DIRECTIONS - For each line of the data below that holds "this", copy the line.

DATA SHOWN -
* * *

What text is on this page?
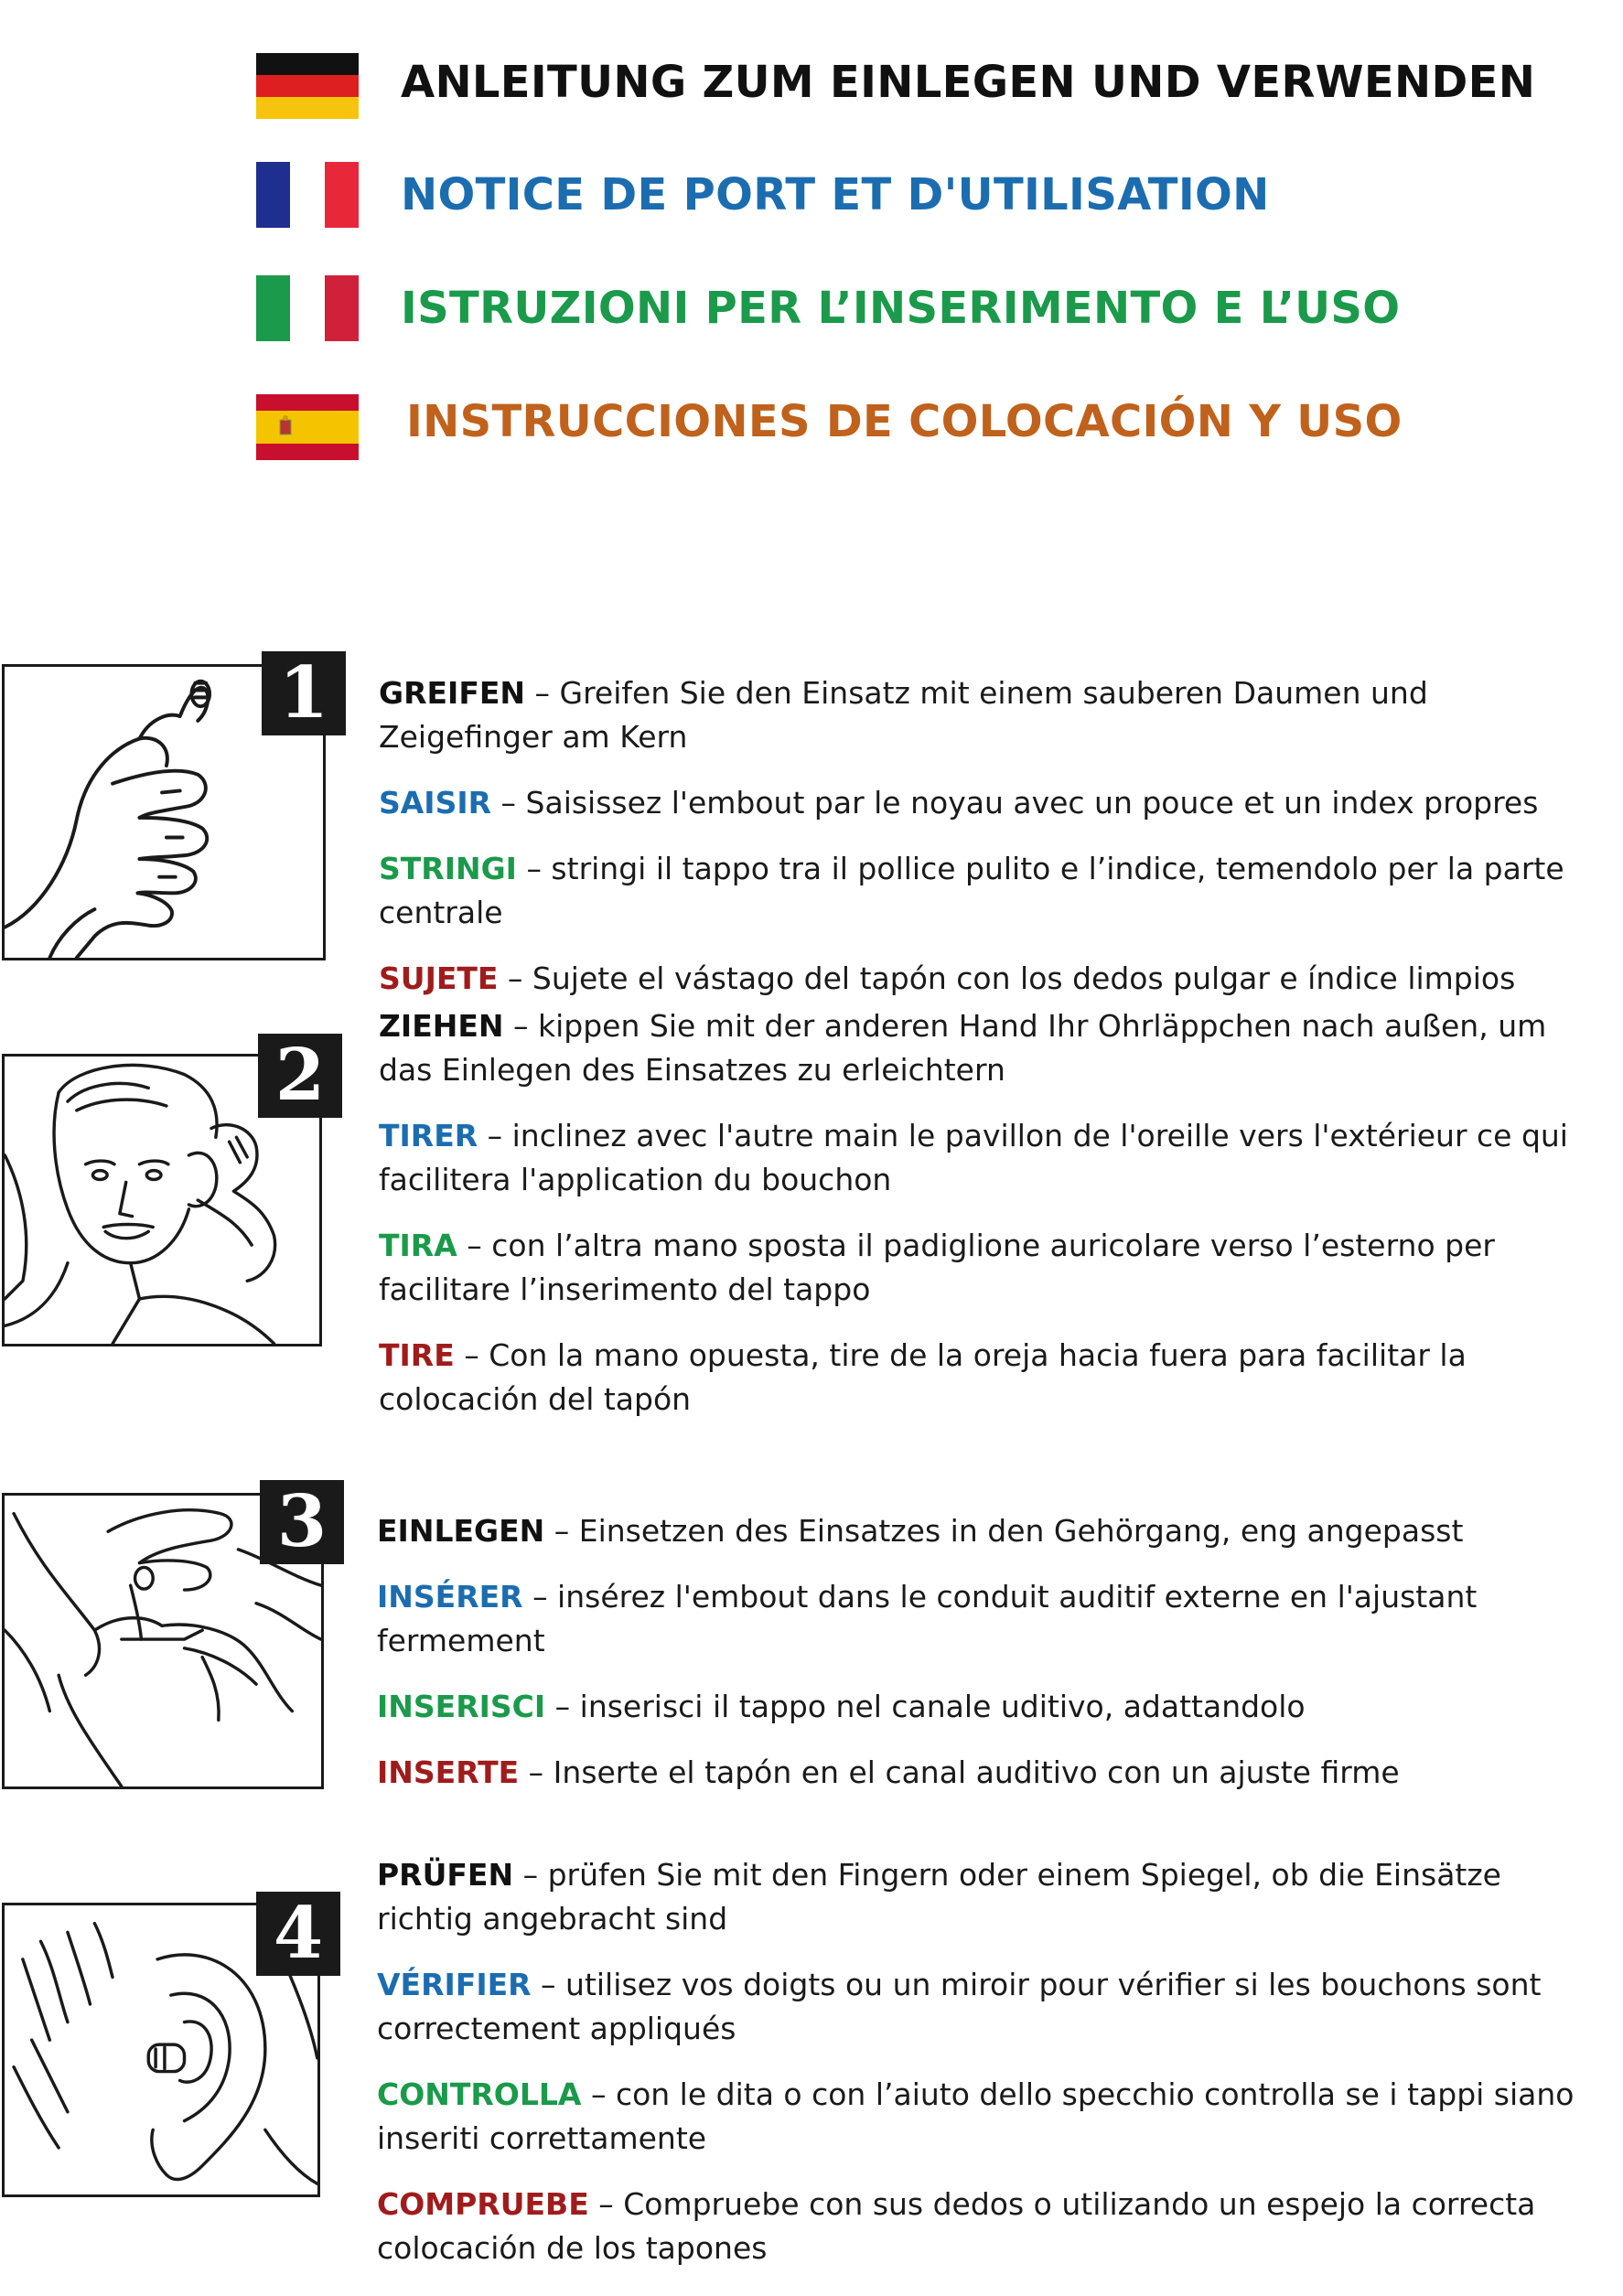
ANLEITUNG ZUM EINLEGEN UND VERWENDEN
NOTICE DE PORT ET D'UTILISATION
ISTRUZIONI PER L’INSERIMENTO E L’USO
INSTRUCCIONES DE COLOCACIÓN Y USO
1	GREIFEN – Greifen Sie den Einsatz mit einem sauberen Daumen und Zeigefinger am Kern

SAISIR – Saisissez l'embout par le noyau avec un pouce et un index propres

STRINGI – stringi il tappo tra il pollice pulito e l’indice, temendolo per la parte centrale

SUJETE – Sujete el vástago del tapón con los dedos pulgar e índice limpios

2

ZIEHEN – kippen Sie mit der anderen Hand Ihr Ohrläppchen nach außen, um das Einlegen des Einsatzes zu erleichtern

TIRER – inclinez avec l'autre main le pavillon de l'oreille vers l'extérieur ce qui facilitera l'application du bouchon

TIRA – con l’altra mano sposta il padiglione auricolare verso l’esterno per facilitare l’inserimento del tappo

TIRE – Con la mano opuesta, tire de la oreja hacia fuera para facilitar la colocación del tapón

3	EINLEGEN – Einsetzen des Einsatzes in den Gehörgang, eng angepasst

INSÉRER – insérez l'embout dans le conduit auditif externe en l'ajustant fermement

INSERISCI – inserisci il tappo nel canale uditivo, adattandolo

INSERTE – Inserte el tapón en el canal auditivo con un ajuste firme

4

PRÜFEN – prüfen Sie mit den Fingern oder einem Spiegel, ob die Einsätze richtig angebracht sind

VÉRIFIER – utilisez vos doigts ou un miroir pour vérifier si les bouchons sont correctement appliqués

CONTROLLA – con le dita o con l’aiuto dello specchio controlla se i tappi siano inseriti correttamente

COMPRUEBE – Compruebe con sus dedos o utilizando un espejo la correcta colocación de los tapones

* * *

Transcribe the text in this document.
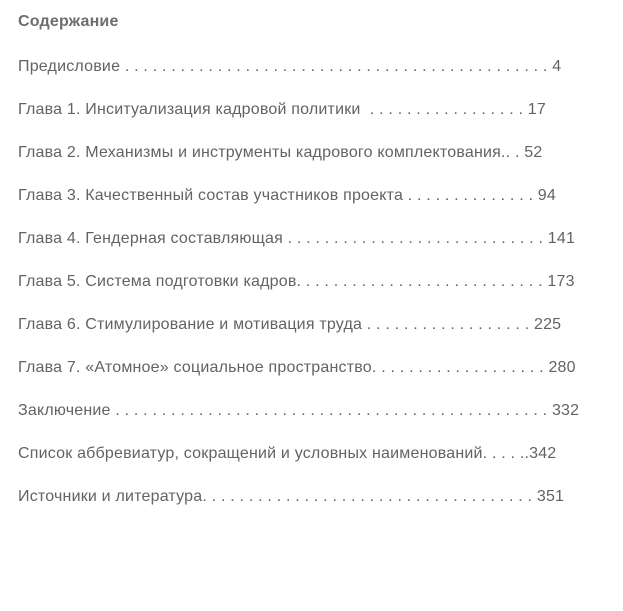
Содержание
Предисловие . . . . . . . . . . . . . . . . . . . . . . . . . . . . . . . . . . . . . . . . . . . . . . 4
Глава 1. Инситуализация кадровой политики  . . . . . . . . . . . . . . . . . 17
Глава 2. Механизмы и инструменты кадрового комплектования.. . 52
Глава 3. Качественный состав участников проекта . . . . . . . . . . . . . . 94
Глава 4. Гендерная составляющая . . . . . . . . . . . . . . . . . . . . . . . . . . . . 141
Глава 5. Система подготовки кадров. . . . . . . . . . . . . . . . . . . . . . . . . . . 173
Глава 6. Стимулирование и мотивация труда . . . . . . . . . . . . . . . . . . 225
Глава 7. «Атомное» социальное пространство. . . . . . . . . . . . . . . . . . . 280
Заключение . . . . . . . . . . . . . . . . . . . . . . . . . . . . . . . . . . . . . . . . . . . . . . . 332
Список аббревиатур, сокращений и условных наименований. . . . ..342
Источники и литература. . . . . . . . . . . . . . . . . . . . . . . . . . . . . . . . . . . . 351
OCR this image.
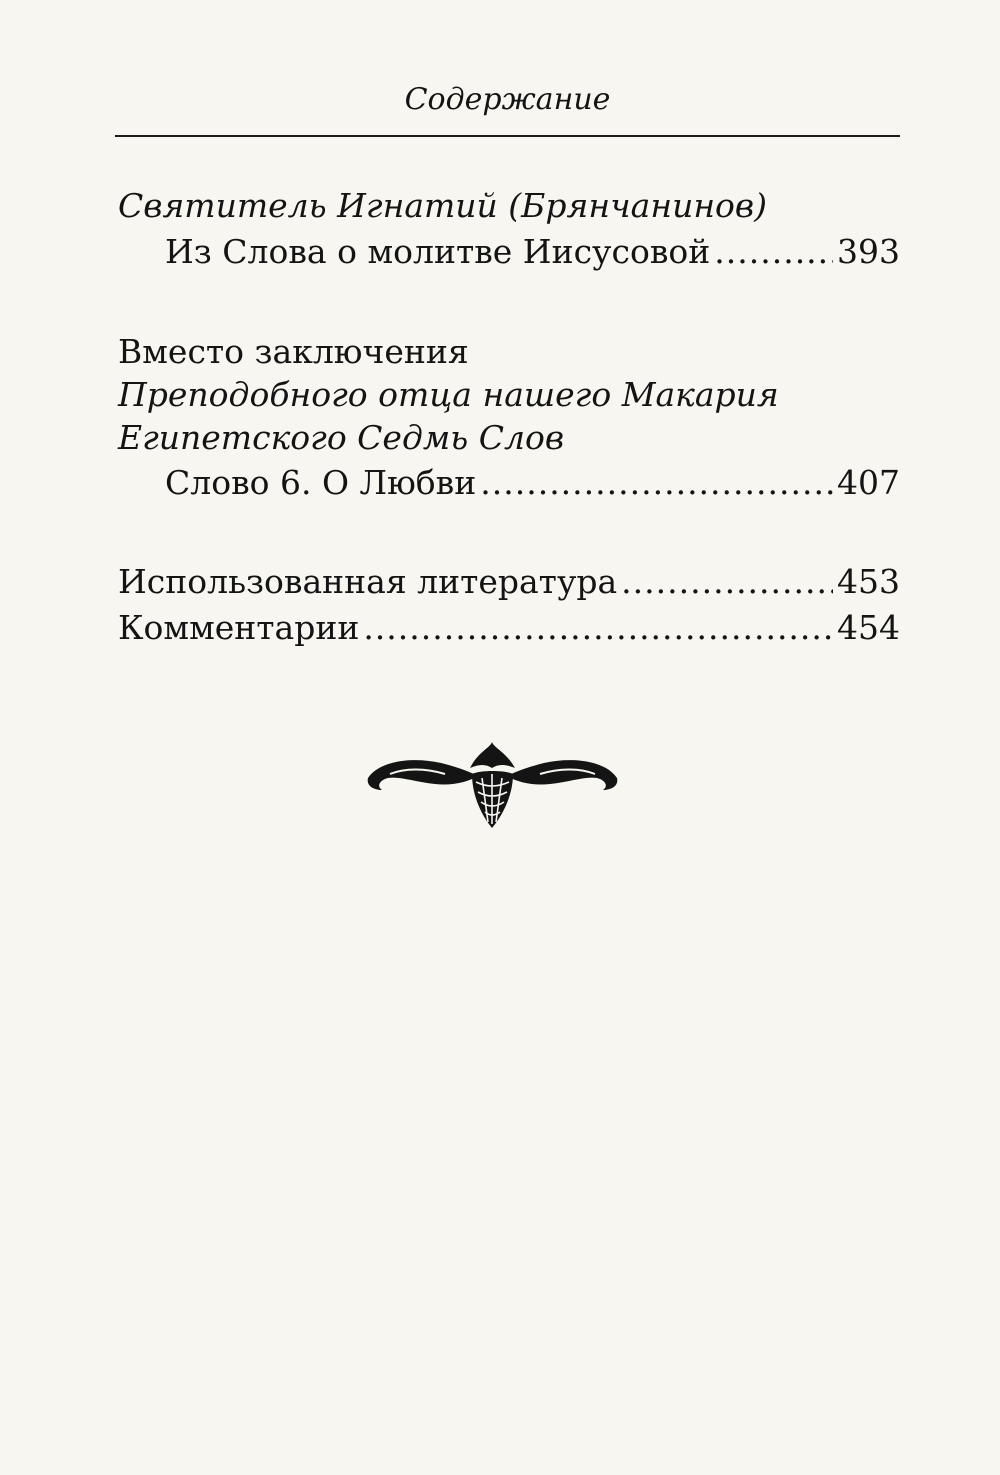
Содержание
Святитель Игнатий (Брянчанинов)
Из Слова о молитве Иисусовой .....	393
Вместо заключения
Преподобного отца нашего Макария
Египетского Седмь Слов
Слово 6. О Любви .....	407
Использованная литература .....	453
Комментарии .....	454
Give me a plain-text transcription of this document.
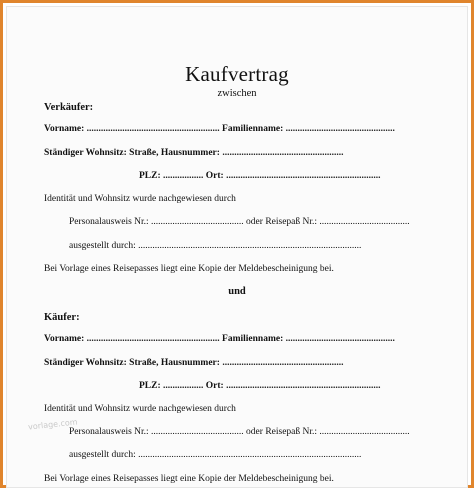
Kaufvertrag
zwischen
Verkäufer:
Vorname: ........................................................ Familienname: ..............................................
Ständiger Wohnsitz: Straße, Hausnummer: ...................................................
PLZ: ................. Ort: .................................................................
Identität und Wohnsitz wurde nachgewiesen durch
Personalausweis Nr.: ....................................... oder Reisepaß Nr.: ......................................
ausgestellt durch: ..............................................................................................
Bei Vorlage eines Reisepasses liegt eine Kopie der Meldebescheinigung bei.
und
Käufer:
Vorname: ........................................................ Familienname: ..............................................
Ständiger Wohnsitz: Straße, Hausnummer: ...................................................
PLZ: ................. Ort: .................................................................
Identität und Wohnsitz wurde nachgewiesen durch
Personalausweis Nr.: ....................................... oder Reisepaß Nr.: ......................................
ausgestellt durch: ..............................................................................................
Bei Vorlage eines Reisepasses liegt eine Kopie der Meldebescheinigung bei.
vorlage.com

* * *

EXERCISE RESULT -
What text is on this page?
Transcribe the text in this document.
OCR this image.
Give me a plain-text transcription of this document.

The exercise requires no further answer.